_Records provided_
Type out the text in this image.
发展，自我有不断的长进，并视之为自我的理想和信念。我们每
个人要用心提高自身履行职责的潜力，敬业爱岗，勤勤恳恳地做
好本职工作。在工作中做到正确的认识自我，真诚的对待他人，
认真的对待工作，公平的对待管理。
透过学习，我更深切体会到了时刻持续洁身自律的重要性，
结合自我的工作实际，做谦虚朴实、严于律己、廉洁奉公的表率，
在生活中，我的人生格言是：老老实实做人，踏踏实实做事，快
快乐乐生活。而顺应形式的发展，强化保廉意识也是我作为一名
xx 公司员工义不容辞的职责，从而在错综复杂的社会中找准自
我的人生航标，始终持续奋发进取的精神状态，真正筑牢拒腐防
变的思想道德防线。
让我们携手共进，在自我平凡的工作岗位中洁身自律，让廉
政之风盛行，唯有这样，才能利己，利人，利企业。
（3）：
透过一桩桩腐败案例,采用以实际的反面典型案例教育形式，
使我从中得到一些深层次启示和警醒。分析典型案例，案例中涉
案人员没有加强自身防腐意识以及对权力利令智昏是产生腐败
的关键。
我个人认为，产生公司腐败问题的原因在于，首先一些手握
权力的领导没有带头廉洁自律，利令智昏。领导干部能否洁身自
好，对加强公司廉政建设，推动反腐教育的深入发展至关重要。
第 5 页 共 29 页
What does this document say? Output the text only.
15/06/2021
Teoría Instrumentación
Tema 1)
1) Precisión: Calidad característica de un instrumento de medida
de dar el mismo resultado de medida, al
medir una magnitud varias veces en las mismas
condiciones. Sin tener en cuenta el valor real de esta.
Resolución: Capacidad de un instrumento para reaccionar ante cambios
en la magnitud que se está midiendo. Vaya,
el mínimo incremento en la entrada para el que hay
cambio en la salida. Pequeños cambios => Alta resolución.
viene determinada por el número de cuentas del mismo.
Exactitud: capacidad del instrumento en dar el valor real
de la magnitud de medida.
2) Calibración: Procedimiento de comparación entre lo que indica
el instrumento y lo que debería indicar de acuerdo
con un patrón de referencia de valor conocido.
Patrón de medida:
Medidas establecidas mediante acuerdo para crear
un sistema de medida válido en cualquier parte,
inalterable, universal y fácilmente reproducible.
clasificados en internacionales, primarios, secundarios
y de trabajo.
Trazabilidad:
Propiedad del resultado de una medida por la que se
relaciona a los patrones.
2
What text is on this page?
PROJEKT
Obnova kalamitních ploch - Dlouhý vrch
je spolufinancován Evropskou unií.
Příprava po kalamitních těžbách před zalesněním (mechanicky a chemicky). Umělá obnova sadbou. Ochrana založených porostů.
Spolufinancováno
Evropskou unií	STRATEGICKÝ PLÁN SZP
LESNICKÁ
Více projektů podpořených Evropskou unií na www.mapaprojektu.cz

_Challenge_
Go through the data above and find the lines with the word "acuerdo". Copy each of those lines.

_Finished exercise_
el instrumento y lo que debería indicar de acuerdo
Medidas establecidas mediante acuerdo para crear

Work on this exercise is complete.